• [YOUR TASK]:
Look through the data and write out every line with the word "title" in it.

• [GIVEN ENTRIES]:

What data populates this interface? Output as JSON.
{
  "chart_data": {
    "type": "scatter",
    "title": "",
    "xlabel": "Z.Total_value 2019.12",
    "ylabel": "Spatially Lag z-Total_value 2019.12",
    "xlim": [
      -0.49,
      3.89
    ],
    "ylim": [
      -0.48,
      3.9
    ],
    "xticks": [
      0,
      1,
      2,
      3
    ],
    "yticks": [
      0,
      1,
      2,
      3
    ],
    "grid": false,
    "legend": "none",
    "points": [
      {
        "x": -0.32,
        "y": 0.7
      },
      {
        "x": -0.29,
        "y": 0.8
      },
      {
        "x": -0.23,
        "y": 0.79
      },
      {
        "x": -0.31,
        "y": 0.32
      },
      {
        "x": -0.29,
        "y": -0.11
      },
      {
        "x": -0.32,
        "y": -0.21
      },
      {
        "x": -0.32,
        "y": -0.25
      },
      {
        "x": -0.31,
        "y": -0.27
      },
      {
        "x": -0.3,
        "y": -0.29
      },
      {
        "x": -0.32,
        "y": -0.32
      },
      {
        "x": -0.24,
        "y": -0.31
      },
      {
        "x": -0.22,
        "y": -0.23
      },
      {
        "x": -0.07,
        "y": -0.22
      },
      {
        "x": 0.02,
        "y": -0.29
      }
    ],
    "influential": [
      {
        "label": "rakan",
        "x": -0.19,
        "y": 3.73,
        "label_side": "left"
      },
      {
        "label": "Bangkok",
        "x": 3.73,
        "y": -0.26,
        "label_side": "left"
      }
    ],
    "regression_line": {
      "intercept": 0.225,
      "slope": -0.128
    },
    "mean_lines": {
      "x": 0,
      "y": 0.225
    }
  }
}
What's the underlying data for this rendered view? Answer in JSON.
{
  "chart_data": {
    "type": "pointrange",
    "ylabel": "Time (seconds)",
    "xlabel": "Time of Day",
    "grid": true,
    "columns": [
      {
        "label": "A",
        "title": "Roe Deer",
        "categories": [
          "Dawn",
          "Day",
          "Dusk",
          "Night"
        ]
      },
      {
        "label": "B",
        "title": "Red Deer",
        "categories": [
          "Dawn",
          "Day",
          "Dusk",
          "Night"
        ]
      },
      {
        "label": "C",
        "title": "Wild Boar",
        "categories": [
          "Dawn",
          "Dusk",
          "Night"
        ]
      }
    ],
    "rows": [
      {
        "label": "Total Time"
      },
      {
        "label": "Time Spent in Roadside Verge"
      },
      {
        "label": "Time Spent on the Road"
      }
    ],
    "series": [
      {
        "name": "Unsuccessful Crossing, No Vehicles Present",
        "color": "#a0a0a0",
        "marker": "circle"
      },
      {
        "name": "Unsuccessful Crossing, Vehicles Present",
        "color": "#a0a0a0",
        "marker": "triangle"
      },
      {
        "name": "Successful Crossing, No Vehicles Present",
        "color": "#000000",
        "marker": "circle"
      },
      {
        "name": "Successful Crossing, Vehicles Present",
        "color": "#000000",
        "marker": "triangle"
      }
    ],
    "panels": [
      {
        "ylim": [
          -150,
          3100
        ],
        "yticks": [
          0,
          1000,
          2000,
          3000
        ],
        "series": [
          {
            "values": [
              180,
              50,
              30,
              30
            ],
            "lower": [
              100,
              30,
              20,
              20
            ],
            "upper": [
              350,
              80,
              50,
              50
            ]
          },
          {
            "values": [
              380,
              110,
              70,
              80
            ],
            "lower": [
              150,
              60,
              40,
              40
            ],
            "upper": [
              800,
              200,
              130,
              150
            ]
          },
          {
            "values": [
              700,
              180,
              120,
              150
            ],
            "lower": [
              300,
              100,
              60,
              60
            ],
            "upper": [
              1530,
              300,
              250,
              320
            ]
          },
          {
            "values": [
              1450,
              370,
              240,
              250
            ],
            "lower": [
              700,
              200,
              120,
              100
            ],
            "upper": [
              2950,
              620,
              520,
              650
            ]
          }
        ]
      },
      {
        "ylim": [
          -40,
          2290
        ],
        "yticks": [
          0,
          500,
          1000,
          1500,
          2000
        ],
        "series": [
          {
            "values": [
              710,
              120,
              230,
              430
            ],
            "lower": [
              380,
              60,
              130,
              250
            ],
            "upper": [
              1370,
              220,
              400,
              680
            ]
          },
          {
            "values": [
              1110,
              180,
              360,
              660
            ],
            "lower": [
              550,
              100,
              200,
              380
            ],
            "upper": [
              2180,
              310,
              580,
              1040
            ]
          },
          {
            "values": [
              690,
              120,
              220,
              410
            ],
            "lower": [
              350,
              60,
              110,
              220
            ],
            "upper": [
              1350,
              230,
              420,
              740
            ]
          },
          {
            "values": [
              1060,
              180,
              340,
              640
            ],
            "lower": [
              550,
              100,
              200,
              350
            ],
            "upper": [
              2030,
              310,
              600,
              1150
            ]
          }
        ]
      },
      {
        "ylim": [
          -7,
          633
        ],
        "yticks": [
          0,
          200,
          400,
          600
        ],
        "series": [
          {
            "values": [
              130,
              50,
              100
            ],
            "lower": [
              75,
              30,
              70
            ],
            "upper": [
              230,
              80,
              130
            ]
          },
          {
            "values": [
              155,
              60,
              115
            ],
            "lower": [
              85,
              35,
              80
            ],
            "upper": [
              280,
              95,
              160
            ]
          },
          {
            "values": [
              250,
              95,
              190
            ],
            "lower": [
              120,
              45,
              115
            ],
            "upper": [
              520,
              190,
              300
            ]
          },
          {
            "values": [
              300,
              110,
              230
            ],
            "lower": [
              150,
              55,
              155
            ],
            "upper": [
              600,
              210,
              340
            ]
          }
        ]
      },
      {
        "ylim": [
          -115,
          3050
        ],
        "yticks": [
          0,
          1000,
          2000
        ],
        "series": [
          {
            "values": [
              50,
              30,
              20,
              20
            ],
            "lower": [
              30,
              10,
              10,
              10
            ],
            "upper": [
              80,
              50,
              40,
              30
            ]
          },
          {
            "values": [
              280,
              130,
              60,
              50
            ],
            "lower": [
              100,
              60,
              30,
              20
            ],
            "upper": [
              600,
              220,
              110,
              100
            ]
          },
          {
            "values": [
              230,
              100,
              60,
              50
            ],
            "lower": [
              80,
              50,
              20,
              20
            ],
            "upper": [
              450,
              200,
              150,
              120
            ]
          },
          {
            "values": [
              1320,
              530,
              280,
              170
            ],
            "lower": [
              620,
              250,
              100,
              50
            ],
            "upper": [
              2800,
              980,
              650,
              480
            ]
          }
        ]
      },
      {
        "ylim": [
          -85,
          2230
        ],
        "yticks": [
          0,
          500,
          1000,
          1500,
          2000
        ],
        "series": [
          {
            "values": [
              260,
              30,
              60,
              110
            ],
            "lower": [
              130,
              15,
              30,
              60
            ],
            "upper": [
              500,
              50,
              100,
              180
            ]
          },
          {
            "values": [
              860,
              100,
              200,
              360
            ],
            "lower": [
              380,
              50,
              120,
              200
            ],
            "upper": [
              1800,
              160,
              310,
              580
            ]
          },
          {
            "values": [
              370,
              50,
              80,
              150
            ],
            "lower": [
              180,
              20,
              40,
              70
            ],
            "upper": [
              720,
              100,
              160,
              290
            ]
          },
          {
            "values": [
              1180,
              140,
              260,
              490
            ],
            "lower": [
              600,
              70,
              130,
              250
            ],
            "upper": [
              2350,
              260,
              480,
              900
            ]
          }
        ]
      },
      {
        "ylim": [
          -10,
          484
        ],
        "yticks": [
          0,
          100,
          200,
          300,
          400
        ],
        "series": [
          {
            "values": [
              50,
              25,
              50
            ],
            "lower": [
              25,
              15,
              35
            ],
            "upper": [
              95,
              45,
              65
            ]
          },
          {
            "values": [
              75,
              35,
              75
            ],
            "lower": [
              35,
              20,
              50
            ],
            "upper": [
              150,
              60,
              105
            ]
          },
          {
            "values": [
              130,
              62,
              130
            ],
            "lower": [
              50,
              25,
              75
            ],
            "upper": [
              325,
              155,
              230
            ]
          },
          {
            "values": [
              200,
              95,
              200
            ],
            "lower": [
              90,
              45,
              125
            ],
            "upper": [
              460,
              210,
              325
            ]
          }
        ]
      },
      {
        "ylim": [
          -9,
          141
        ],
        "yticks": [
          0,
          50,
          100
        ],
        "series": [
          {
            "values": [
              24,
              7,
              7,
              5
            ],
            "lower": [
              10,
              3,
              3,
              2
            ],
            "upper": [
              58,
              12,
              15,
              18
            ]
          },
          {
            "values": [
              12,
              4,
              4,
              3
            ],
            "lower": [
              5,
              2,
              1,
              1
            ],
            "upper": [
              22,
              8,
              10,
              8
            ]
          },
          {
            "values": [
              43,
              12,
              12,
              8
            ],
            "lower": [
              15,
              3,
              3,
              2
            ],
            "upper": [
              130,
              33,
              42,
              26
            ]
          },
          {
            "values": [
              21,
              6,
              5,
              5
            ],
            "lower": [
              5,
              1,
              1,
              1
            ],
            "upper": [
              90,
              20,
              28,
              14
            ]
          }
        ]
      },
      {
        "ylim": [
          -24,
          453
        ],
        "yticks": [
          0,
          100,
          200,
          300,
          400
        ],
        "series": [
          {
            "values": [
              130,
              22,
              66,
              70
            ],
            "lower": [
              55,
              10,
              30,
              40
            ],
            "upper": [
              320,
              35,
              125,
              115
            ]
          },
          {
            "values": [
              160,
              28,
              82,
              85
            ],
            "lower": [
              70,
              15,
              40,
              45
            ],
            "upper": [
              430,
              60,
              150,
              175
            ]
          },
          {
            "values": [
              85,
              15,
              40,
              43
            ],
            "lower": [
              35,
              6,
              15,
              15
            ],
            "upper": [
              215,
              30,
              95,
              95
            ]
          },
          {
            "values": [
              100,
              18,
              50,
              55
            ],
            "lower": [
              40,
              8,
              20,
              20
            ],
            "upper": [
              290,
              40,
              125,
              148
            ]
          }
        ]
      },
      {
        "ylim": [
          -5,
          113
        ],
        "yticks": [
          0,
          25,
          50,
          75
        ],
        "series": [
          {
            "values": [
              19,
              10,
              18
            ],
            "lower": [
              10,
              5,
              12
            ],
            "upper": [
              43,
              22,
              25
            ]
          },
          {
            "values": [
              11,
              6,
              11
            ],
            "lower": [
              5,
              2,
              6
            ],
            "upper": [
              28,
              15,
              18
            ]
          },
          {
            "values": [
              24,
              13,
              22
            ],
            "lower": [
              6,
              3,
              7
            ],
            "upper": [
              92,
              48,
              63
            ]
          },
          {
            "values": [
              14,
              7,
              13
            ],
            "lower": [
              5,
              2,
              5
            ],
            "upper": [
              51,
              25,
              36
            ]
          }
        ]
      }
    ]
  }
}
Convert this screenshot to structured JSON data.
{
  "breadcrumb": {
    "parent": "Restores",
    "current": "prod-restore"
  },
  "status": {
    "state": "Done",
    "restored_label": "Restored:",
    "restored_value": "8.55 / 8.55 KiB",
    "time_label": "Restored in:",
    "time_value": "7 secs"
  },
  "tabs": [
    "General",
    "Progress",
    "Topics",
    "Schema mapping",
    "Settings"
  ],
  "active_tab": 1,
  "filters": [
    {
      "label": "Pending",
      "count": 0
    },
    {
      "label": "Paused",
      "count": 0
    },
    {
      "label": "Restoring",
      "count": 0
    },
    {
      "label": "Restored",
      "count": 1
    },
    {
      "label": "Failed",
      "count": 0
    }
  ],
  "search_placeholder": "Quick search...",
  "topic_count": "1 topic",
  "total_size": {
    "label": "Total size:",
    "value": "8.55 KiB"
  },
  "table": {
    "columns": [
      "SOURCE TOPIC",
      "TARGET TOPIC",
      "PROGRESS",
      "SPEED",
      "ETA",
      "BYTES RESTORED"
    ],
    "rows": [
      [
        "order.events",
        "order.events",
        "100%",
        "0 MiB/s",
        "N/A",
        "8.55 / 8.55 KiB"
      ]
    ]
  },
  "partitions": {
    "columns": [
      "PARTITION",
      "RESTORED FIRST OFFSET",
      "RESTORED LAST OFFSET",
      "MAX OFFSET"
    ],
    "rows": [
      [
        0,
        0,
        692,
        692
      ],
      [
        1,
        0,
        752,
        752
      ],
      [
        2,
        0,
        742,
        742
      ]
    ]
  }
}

• [WORKED ANSWER]:
    "title": "",
        "title": "Roe Deer",
        "title": "Red Deer",
        "title": "Wild Boar",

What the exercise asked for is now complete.